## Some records
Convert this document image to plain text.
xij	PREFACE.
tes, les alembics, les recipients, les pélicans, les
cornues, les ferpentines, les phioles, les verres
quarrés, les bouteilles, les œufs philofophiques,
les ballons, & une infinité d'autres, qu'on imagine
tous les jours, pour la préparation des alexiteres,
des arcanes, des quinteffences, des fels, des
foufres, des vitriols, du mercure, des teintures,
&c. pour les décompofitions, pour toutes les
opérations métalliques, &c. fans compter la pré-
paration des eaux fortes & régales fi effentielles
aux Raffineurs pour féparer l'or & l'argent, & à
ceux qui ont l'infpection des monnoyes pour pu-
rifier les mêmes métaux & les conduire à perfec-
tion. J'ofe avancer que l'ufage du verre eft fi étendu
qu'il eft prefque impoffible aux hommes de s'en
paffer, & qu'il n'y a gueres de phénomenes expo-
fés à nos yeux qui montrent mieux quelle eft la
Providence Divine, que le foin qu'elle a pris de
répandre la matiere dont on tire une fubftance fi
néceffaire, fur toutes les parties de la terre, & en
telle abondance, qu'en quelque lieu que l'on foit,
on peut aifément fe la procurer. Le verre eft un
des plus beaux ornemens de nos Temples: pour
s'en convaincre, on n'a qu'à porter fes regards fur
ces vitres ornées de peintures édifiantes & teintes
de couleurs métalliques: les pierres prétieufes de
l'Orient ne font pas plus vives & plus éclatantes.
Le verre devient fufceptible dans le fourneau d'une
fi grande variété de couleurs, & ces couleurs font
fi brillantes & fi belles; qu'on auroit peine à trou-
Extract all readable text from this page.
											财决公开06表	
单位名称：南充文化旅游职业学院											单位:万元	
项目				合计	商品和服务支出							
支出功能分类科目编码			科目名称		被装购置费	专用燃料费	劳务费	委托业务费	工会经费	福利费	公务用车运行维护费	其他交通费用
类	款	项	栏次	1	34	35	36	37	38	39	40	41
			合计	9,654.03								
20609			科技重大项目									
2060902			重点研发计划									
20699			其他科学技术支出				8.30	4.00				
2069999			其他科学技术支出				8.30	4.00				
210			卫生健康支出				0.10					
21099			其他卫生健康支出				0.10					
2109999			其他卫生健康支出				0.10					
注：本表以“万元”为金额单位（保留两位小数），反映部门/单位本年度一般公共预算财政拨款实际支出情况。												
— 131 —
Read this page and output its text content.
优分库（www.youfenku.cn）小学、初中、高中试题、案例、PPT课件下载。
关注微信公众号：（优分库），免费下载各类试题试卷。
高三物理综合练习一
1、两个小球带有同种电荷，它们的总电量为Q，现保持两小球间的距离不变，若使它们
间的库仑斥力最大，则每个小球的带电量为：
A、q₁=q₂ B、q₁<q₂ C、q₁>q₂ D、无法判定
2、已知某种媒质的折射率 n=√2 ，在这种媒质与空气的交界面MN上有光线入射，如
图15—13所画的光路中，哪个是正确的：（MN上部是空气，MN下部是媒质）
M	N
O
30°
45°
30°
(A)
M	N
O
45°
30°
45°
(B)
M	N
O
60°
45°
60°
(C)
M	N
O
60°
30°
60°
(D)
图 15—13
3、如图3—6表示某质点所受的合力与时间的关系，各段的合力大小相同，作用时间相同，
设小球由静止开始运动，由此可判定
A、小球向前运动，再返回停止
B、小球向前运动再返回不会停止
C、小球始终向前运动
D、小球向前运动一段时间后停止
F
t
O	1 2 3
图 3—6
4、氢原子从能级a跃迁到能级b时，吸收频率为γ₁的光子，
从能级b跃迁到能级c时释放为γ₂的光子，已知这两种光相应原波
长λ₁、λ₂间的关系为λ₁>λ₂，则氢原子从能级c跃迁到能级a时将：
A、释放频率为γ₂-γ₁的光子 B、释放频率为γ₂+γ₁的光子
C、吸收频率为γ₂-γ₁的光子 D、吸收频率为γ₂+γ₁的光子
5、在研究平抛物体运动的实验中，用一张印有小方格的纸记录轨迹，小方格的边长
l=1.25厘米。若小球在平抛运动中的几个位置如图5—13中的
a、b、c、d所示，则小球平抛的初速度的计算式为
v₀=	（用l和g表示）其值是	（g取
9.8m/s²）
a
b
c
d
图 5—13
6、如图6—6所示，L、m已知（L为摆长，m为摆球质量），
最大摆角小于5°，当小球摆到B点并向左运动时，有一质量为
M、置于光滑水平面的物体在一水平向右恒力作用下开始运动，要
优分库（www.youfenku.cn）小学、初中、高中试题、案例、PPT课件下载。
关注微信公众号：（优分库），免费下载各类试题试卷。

## EXERCISE AIM
Copy out every line of the data above, exactly as given.

## SOLUTION
Convert this document image to plain text.
xij	PREFACE.
tes, les alembics, les recipients, les pélicans, les
cornues, les ferpentines, les phioles, les verres
quarrés, les bouteilles, les œufs philofophiques,
les ballons, & une infinité d'autres, qu'on imagine
tous les jours, pour la préparation des alexiteres,
des arcanes, des quinteffences, des fels, des
foufres, des vitriols, du mercure, des teintures,
&c. pour les décompofitions, pour toutes les
opérations métalliques, &c. fans compter la pré-
paration des eaux fortes & régales fi effentielles
aux Raffineurs pour féparer l'or & l'argent, & à
ceux qui ont l'infpection des monnoyes pour pu-
rifier les mêmes métaux & les conduire à perfec-
tion. J'ofe avancer que l'ufage du verre eft fi étendu
qu'il eft prefque impoffible aux hommes de s'en
paffer, & qu'il n'y a gueres de phénomenes expo-
fés à nos yeux qui montrent mieux quelle eft la
Providence Divine, que le foin qu'elle a pris de
répandre la matiere dont on tire une fubftance fi
néceffaire, fur toutes les parties de la terre, & en
telle abondance, qu'en quelque lieu que l'on foit,
on peut aifément fe la procurer. Le verre eft un
des plus beaux ornemens de nos Temples: pour
s'en convaincre, on n'a qu'à porter fes regards fur
ces vitres ornées de peintures édifiantes & teintes
de couleurs métalliques: les pierres prétieufes de
l'Orient ne font pas plus vives & plus éclatantes.
Le verre devient fufceptible dans le fourneau d'une
fi grande variété de couleurs, & ces couleurs font
fi brillantes & fi belles; qu'on auroit peine à trou-
Extract all readable text from this page.
											财决公开06表	
单位名称：南充文化旅游职业学院											单位:万元	
项目				合计	商品和服务支出							
支出功能分类科目编码			科目名称		被装购置费	专用燃料费	劳务费	委托业务费	工会经费	福利费	公务用车运行维护费	其他交通费用
类	款	项	栏次	1	34	35	36	37	38	39	40	41
			合计	9,654.03								
20609			科技重大项目									
2060902			重点研发计划									
20699			其他科学技术支出				8.30	4.00				
2069999			其他科学技术支出				8.30	4.00				
210			卫生健康支出				0.10					
21099			其他卫生健康支出				0.10					
2109999			其他卫生健康支出				0.10					
注：本表以“万元”为金额单位（保留两位小数），反映部门/单位本年度一般公共预算财政拨款实际支出情况。												
— 131 —
Read this page and output its text content.
优分库（www.youfenku.cn）小学、初中、高中试题、案例、PPT课件下载。
关注微信公众号：（优分库），免费下载各类试题试卷。
高三物理综合练习一
1、两个小球带有同种电荷，它们的总电量为Q，现保持两小球间的距离不变，若使它们
间的库仑斥力最大，则每个小球的带电量为：
A、q₁=q₂ B、q₁<q₂ C、q₁>q₂ D、无法判定
2、已知某种媒质的折射率 n=√2 ，在这种媒质与空气的交界面MN上有光线入射，如
图15—13所画的光路中，哪个是正确的：（MN上部是空气，MN下部是媒质）
M	N
O
30°
45°
30°
(A)
M	N
O
45°
30°
45°
(B)
M	N
O
60°
45°
60°
(C)
M	N
O
60°
30°
60°
(D)
图 15—13
3、如图3—6表示某质点所受的合力与时间的关系，各段的合力大小相同，作用时间相同，
设小球由静止开始运动，由此可判定
A、小球向前运动，再返回停止
B、小球向前运动再返回不会停止
C、小球始终向前运动
D、小球向前运动一段时间后停止
F
t
O	1 2 3
图 3—6
4、氢原子从能级a跃迁到能级b时，吸收频率为γ₁的光子，
从能级b跃迁到能级c时释放为γ₂的光子，已知这两种光相应原波
长λ₁、λ₂间的关系为λ₁>λ₂，则氢原子从能级c跃迁到能级a时将：
A、释放频率为γ₂-γ₁的光子 B、释放频率为γ₂+γ₁的光子
C、吸收频率为γ₂-γ₁的光子 D、吸收频率为γ₂+γ₁的光子
5、在研究平抛物体运动的实验中，用一张印有小方格的纸记录轨迹，小方格的边长
l=1.25厘米。若小球在平抛运动中的几个位置如图5—13中的
a、b、c、d所示，则小球平抛的初速度的计算式为
v₀=	（用l和g表示）其值是	（g取
9.8m/s²）
a
b
c
d
图 5—13
6、如图6—6所示，L、m已知（L为摆长，m为摆球质量），
最大摆角小于5°，当小球摆到B点并向左运动时，有一质量为
M、置于光滑水平面的物体在一水平向右恒力作用下开始运动，要
优分库（www.youfenku.cn）小学、初中、高中试题、案例、PPT课件下载。
关注微信公众号：（优分库），免费下载各类试题试卷。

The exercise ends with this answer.